TASK PROMPT.
Arrange the lines of the items, from the line that contains "maximize-button[interactable]: □ <box>920" up to and including the line that contains "shape-fill-button[interactable]: Shape Fill", as a numbered list, leaving out any blank lines.

SOURCE MATERIAL.

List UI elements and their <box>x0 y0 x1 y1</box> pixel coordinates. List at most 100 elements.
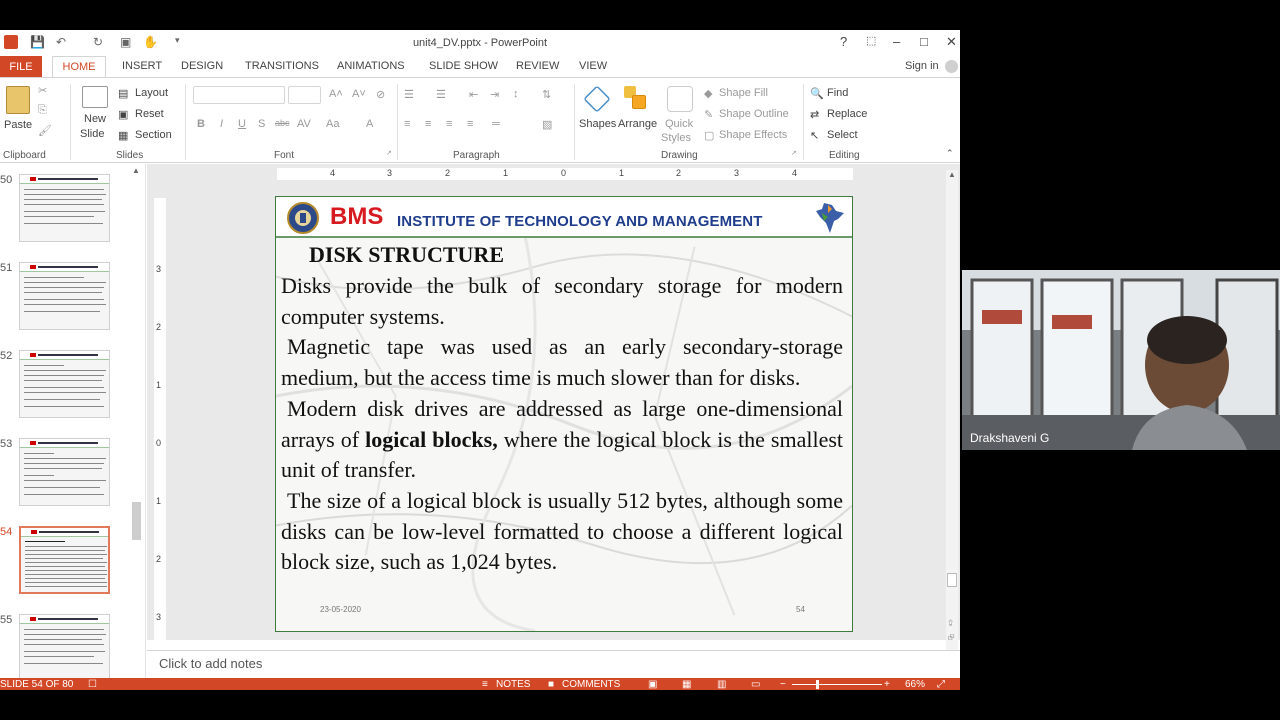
maximize-button[interactable]: □ <box>920 34 928 49</box>
close-button[interactable]: ✕ <box>946 34 957 50</box>
find-icon[interactable]: 🔍 <box>810 87 824 100</box>
scroll-up-icon[interactable]: ▲ <box>948 170 956 179</box>
layout-button[interactable]: Layout <box>135 87 168 99</box>
layout-icon[interactable]: ▤ <box>118 87 128 100</box>
tab-view[interactable]: VIEW <box>579 60 607 72</box>
shape-fill-button[interactable]: Shape Fill <box>719 87 768 99</box>
ribbon-display-options-icon[interactable]: ⬚ <box>866 34 876 47</box>
align-right-icon[interactable]: ≡ <box>446 118 452 130</box>
format-painter-icon[interactable]: 🖌 <box>38 124 52 137</box>
previous-slide-icon[interactable]: ⮸ <box>948 618 953 632</box>
slide-thumbnail-selected[interactable] <box>19 526 110 594</box>
tab-transitions[interactable]: TRANSITIONS <box>245 60 319 72</box>
shadow-button[interactable]: S <box>258 118 265 130</box>
paste-button[interactable]: Paste <box>4 119 32 131</box>
select-button[interactable]: Select <box>827 129 858 141</box>
italic-button[interactable]: I <box>220 118 223 130</box>
font-color-icon[interactable]: A <box>366 118 373 130</box>
slide-canvas[interactable]: BMS INSTITUTE OF TECHNOLOGY AND MANAGEME… <box>275 196 853 632</box>
slide-thumbnail[interactable] <box>19 174 110 242</box>
reset-button[interactable]: Reset <box>135 108 164 120</box>
align-center-icon[interactable]: ≡ <box>425 118 431 130</box>
section-button[interactable]: Section <box>135 129 172 141</box>
zoom-slider-thumb[interactable] <box>816 680 819 689</box>
character-spacing-icon[interactable]: AV <box>297 118 311 130</box>
next-slide-icon[interactable]: ⮺ <box>948 632 954 646</box>
shape-outline-button[interactable]: Shape Outline <box>719 108 789 120</box>
select-icon[interactable]: ↖ <box>810 129 819 142</box>
justify-icon[interactable]: ≡ <box>467 118 473 130</box>
clear-formatting-icon[interactable]: ⊘ <box>376 88 385 101</box>
slide-thumbnail[interactable] <box>19 350 110 418</box>
help-button[interactable]: ? <box>840 34 847 49</box>
zoom-level[interactable]: 66% <box>905 679 925 690</box>
strikethrough-button[interactable]: abc <box>275 118 290 128</box>
font-name-box[interactable] <box>193 86 285 104</box>
drawing-dialog-launcher-icon[interactable]: ↗ <box>791 149 797 157</box>
shrink-font-icon[interactable]: A˅ <box>352 88 366 100</box>
user-avatar-icon[interactable] <box>945 60 958 73</box>
quick-styles-label-2[interactable]: Styles <box>661 132 691 144</box>
tab-home[interactable]: HOME <box>52 56 106 78</box>
scrollbar-thumb[interactable] <box>947 573 957 587</box>
slide-thumbnail[interactable] <box>19 614 110 682</box>
smartart-icon[interactable]: ▧ <box>542 118 552 131</box>
zoom-out-icon[interactable]: − <box>780 679 786 690</box>
notes-placeholder[interactable]: Click to add notes <box>159 656 262 671</box>
decrease-indent-icon[interactable]: ⇤ <box>469 88 478 101</box>
spell-check-icon[interactable]: ☐ <box>88 679 97 690</box>
zoom-slider[interactable] <box>792 684 882 685</box>
reset-icon[interactable]: ▣ <box>118 108 128 121</box>
bullets-icon[interactable]: ☰ <box>404 88 414 101</box>
shapes-icon[interactable] <box>583 85 611 113</box>
tab-design[interactable]: DESIGN <box>181 60 223 72</box>
underline-button[interactable]: U <box>238 118 246 130</box>
increase-indent-icon[interactable]: ⇥ <box>490 88 499 101</box>
scrollbar-thumb[interactable] <box>132 502 141 540</box>
shapes-button[interactable]: Shapes <box>579 118 616 130</box>
quick-styles-label[interactable]: Quick <box>665 118 693 130</box>
paste-icon[interactable] <box>6 86 30 114</box>
thumbnail-scrollbar[interactable]: ▲ ▼ <box>130 164 144 680</box>
shape-effects-button[interactable]: Shape Effects <box>719 129 787 141</box>
numbering-icon[interactable]: ☰ <box>436 88 446 101</box>
line-spacing-icon[interactable]: ↕ <box>513 88 519 100</box>
fit-to-window-icon[interactable]: ⤢ <box>937 679 945 690</box>
new-slide-icon[interactable] <box>82 86 108 108</box>
comments-button[interactable]: COMMENTS <box>562 679 620 690</box>
new-slide-label-2[interactable]: Slide <box>80 128 104 140</box>
align-left-icon[interactable]: ≡ <box>404 118 410 130</box>
copy-icon[interactable]: ⎘ <box>38 104 47 117</box>
slide-scrollbar[interactable]: ▲ ⮸ ⮺ <box>946 170 958 650</box>
arrange-button[interactable]: Arrange <box>618 118 657 130</box>
collapse-ribbon-icon[interactable]: ⌃ <box>946 148 954 159</box>
text-direction-icon[interactable]: ⇅ <box>542 88 551 101</box>
slide-thumbnail[interactable] <box>19 438 110 506</box>
tab-review[interactable]: REVIEW <box>516 60 559 72</box>
new-slide-label[interactable]: New <box>84 113 106 125</box>
minimize-button[interactable]: – <box>893 34 900 49</box>
slide-show-icon[interactable]: ▭ <box>751 679 760 690</box>
shape-effects-icon[interactable]: ▢ <box>704 129 714 142</box>
tab-animations[interactable]: ANIMATIONS <box>337 60 405 72</box>
change-case-icon[interactable]: Aa <box>326 118 339 130</box>
replace-button[interactable]: Replace <box>827 108 867 120</box>
font-dialog-launcher-icon[interactable]: ↗ <box>386 149 392 157</box>
cut-icon[interactable]: ✂ <box>38 84 47 97</box>
replace-icon[interactable]: ⇄ <box>810 108 819 121</box>
find-button[interactable]: Find <box>827 87 848 99</box>
tab-file[interactable]: FILE <box>0 56 42 78</box>
reading-view-icon[interactable]: ▥ <box>717 679 726 690</box>
shape-fill-icon[interactable]: ◆ <box>704 87 712 100</box>
bold-button[interactable]: B <box>197 118 205 130</box>
quick-styles-icon[interactable] <box>667 86 693 112</box>
scroll-up-icon[interactable]: ▲ <box>132 166 140 175</box>
slide-thumbnail[interactable] <box>19 262 110 330</box>
zoom-in-icon[interactable]: + <box>884 679 890 690</box>
font-size-box[interactable] <box>288 86 321 104</box>
slide-body-text[interactable]: Disks provide the bulk of secondary stor… <box>281 271 843 578</box>
notes-button[interactable]: NOTES <box>496 679 530 690</box>
section-icon[interactable]: ▦ <box>118 129 128 142</box>
tab-insert[interactable]: INSERT <box>122 60 162 72</box>
slide-title[interactable]: DISK STRUCTURE <box>309 242 504 268</box>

CORRECT RESULT.
1. maximize-button[interactable]: □ <box>920 34 928 49</box>
2. close-button[interactable]: ✕ <box>946 34 957 50</box>
3. find-icon[interactable]: 🔍 <box>810 87 824 100</box>
4. scroll-up-icon[interactable]: ▲ <box>948 170 956 179</box>
5. layout-button[interactable]: Layout <box>135 87 168 99</box>
6. layout-icon[interactable]: ▤ <box>118 87 128 100</box>
7. tab-view[interactable]: VIEW <box>579 60 607 72</box>
8. shape-fill-button[interactable]: Shape Fill <box>719 87 768 99</box>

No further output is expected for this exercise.